**Requirement:**
Images excluded, repeat each entry below exactly.

**Record list:**
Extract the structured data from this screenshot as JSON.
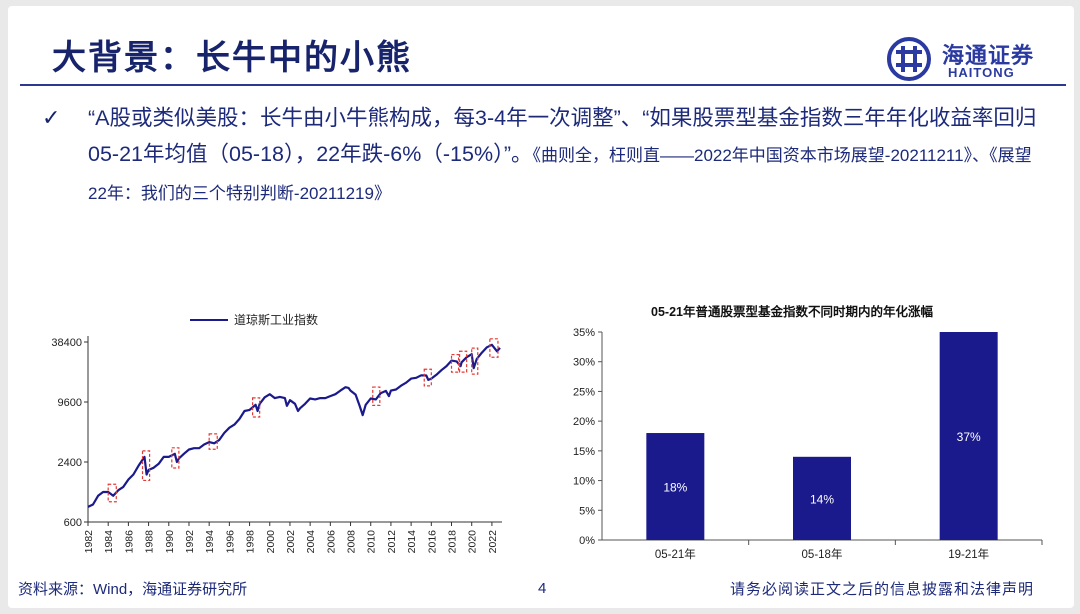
{
  "title": "大背景：长牛中的小熊",
  "logo": {
    "cn": "海通证券",
    "en": "HAITONG"
  },
  "bullet": {
    "check": "✓",
    "text": "“A股或类似美股：长牛由小牛熊构成，每3-4年一次调整”、“如果股票型基金指数三年年化收益率回归05-21年均值（05-18），22年跌-6%（-15%）”。",
    "refs": "《曲则全，枉则直——2022年中国资本市场展望-20211211》、《展望22年：我们的三个特别判断-20211219》"
  },
  "footer": {
    "source": "资料来源：Wind，海通证券研究所",
    "page": "4",
    "disclaimer": "请务必阅读正文之后的信息披露和法律声明"
  },
  "colors": {
    "navy": "#1a1a8c",
    "title": "#17246b",
    "highlight": "#e53935"
  },
  "chart_data": [
    {
      "type": "line",
      "legend": "道琼斯工业指数",
      "legend_position": "top-center",
      "yscale": "log",
      "ylim": [
        600,
        38400
      ],
      "yticks": [
        600,
        2400,
        9600,
        38400
      ],
      "xticks": [
        "1982",
        "1984",
        "1986",
        "1988",
        "1990",
        "1992",
        "1994",
        "1996",
        "1998",
        "2000",
        "2002",
        "2004",
        "2006",
        "2008",
        "2010",
        "2012",
        "2014",
        "2016",
        "2018",
        "2020",
        "2022"
      ],
      "x": [
        1982.0,
        1982.5,
        1983.0,
        1983.5,
        1984.0,
        1984.5,
        1985.0,
        1985.5,
        1986.0,
        1986.5,
        1987.0,
        1987.6,
        1987.8,
        1988.0,
        1988.5,
        1989.0,
        1989.5,
        1990.0,
        1990.6,
        1990.8,
        1991.0,
        1991.5,
        1992.0,
        1992.5,
        1993.0,
        1993.5,
        1994.0,
        1994.5,
        1995.0,
        1995.5,
        1996.0,
        1996.5,
        1997.0,
        1997.5,
        1998.0,
        1998.6,
        1998.8,
        1999.0,
        1999.5,
        2000.0,
        2000.5,
        2001.0,
        2001.5,
        2001.7,
        2002.0,
        2002.5,
        2002.8,
        2003.0,
        2003.5,
        2004.0,
        2004.5,
        2005.0,
        2005.5,
        2006.0,
        2006.5,
        2007.0,
        2007.5,
        2007.8,
        2008.0,
        2008.5,
        2008.9,
        2009.2,
        2009.5,
        2010.0,
        2010.5,
        2011.0,
        2011.5,
        2011.8,
        2012.0,
        2012.5,
        2013.0,
        2013.5,
        2014.0,
        2014.5,
        2015.0,
        2015.5,
        2015.7,
        2016.0,
        2016.5,
        2017.0,
        2017.5,
        2018.0,
        2018.5,
        2018.9,
        2019.0,
        2019.5,
        2020.0,
        2020.2,
        2020.5,
        2021.0,
        2021.5,
        2022.0,
        2022.5,
        2022.8
      ],
      "y": [
        850,
        900,
        1100,
        1200,
        1200,
        1100,
        1250,
        1350,
        1600,
        1800,
        2200,
        2700,
        1800,
        2000,
        2100,
        2300,
        2700,
        2700,
        2900,
        2400,
        2600,
        2900,
        3200,
        3300,
        3300,
        3600,
        3800,
        3700,
        4000,
        4700,
        5300,
        5700,
        6500,
        7800,
        8000,
        9000,
        7800,
        9200,
        10700,
        11500,
        10500,
        10800,
        10500,
        8800,
        10000,
        9200,
        7800,
        8300,
        9200,
        10400,
        10200,
        10500,
        10500,
        11000,
        11500,
        12500,
        13500,
        13300,
        12500,
        11400,
        8800,
        7100,
        9000,
        10400,
        10200,
        11800,
        12400,
        11000,
        12500,
        12800,
        14000,
        15000,
        16500,
        16800,
        17800,
        17700,
        16000,
        16500,
        18000,
        20000,
        22000,
        25000,
        24500,
        22000,
        24000,
        27000,
        29000,
        21000,
        26000,
        30000,
        34000,
        36000,
        31000,
        33500
      ],
      "highlight_boxes": [
        [
          1984.0,
          1984.8
        ],
        [
          1987.4,
          1988.1
        ],
        [
          1990.3,
          1991.0
        ],
        [
          1994.0,
          1994.8
        ],
        [
          1998.3,
          1999.0
        ],
        [
          2010.2,
          2010.9
        ],
        [
          2015.3,
          2016.0
        ],
        [
          2018.0,
          2018.7
        ],
        [
          2018.8,
          2019.5
        ],
        [
          2020.0,
          2020.6
        ],
        [
          2021.8,
          2022.6
        ]
      ]
    },
    {
      "type": "bar",
      "title": "05-21年普通股票型基金指数不同时期内的年化涨幅",
      "categories": [
        "05-21年",
        "05-18年",
        "19-21年"
      ],
      "values": [
        18,
        14,
        37
      ],
      "labels": [
        "18%",
        "14%",
        "37%"
      ],
      "ylim": [
        0,
        35
      ],
      "yticks": [
        "0%",
        "5%",
        "10%",
        "15%",
        "20%",
        "25%",
        "30%",
        "35%"
      ]
    }
  ]
}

**Correct response:**
Extract the structured data from this screenshot as JSON.
{
  "title": "大背景：长牛中的小熊",
  "logo": {
    "cn": "海通证券",
    "en": "HAITONG"
  },
  "bullet": {
    "check": "✓",
    "text": "“A股或类似美股：长牛由小牛熊构成，每3-4年一次调整”、“如果股票型基金指数三年年化收益率回归05-21年均值（05-18），22年跌-6%（-15%）”。",
    "refs": "《曲则全，枉则直——2022年中国资本市场展望-20211211》、《展望22年：我们的三个特别判断-20211219》"
  },
  "footer": {
    "source": "资料来源：Wind，海通证券研究所",
    "page": "4",
    "disclaimer": "请务必阅读正文之后的信息披露和法律声明"
  },
  "colors": {
    "navy": "#1a1a8c",
    "title": "#17246b",
    "highlight": "#e53935"
  },
  "chart_data": [
    {
      "type": "line",
      "legend": "道琼斯工业指数",
      "legend_position": "top-center",
      "yscale": "log",
      "ylim": [
        600,
        38400
      ],
      "yticks": [
        600,
        2400,
        9600,
        38400
      ],
      "xticks": [
        "1982",
        "1984",
        "1986",
        "1988",
        "1990",
        "1992",
        "1994",
        "1996",
        "1998",
        "2000",
        "2002",
        "2004",
        "2006",
        "2008",
        "2010",
        "2012",
        "2014",
        "2016",
        "2018",
        "2020",
        "2022"
      ],
      "x": [
        1982.0,
        1982.5,
        1983.0,
        1983.5,
        1984.0,
        1984.5,
        1985.0,
        1985.5,
        1986.0,
        1986.5,
        1987.0,
        1987.6,
        1987.8,
        1988.0,
        1988.5,
        1989.0,
        1989.5,
        1990.0,
        1990.6,
        1990.8,
        1991.0,
        1991.5,
        1992.0,
        1992.5,
        1993.0,
        1993.5,
        1994.0,
        1994.5,
        1995.0,
        1995.5,
        1996.0,
        1996.5,
        1997.0,
        1997.5,
        1998.0,
        1998.6,
        1998.8,
        1999.0,
        1999.5,
        2000.0,
        2000.5,
        2001.0,
        2001.5,
        2001.7,
        2002.0,
        2002.5,
        2002.8,
        2003.0,
        2003.5,
        2004.0,
        2004.5,
        2005.0,
        2005.5,
        2006.0,
        2006.5,
        2007.0,
        2007.5,
        2007.8,
        2008.0,
        2008.5,
        2008.9,
        2009.2,
        2009.5,
        2010.0,
        2010.5,
        2011.0,
        2011.5,
        2011.8,
        2012.0,
        2012.5,
        2013.0,
        2013.5,
        2014.0,
        2014.5,
        2015.0,
        2015.5,
        2015.7,
        2016.0,
        2016.5,
        2017.0,
        2017.5,
        2018.0,
        2018.5,
        2018.9,
        2019.0,
        2019.5,
        2020.0,
        2020.2,
        2020.5,
        2021.0,
        2021.5,
        2022.0,
        2022.5,
        2022.8
      ],
      "y": [
        850,
        900,
        1100,
        1200,
        1200,
        1100,
        1250,
        1350,
        1600,
        1800,
        2200,
        2700,
        1800,
        2000,
        2100,
        2300,
        2700,
        2700,
        2900,
        2400,
        2600,
        2900,
        3200,
        3300,
        3300,
        3600,
        3800,
        3700,
        4000,
        4700,
        5300,
        5700,
        6500,
        7800,
        8000,
        9000,
        7800,
        9200,
        10700,
        11500,
        10500,
        10800,
        10500,
        8800,
        10000,
        9200,
        7800,
        8300,
        9200,
        10400,
        10200,
        10500,
        10500,
        11000,
        11500,
        12500,
        13500,
        13300,
        12500,
        11400,
        8800,
        7100,
        9000,
        10400,
        10200,
        11800,
        12400,
        11000,
        12500,
        12800,
        14000,
        15000,
        16500,
        16800,
        17800,
        17700,
        16000,
        16500,
        18000,
        20000,
        22000,
        25000,
        24500,
        22000,
        24000,
        27000,
        29000,
        21000,
        26000,
        30000,
        34000,
        36000,
        31000,
        33500
      ],
      "highlight_boxes": [
        [
          1984.0,
          1984.8
        ],
        [
          1987.4,
          1988.1
        ],
        [
          1990.3,
          1991.0
        ],
        [
          1994.0,
          1994.8
        ],
        [
          1998.3,
          1999.0
        ],
        [
          2010.2,
          2010.9
        ],
        [
          2015.3,
          2016.0
        ],
        [
          2018.0,
          2018.7
        ],
        [
          2018.8,
          2019.5
        ],
        [
          2020.0,
          2020.6
        ],
        [
          2021.8,
          2022.6
        ]
      ]
    },
    {
      "type": "bar",
      "title": "05-21年普通股票型基金指数不同时期内的年化涨幅",
      "categories": [
        "05-21年",
        "05-18年",
        "19-21年"
      ],
      "values": [
        18,
        14,
        37
      ],
      "labels": [
        "18%",
        "14%",
        "37%"
      ],
      "ylim": [
        0,
        35
      ],
      "yticks": [
        "0%",
        "5%",
        "10%",
        "15%",
        "20%",
        "25%",
        "30%",
        "35%"
      ]
    }
  ]
}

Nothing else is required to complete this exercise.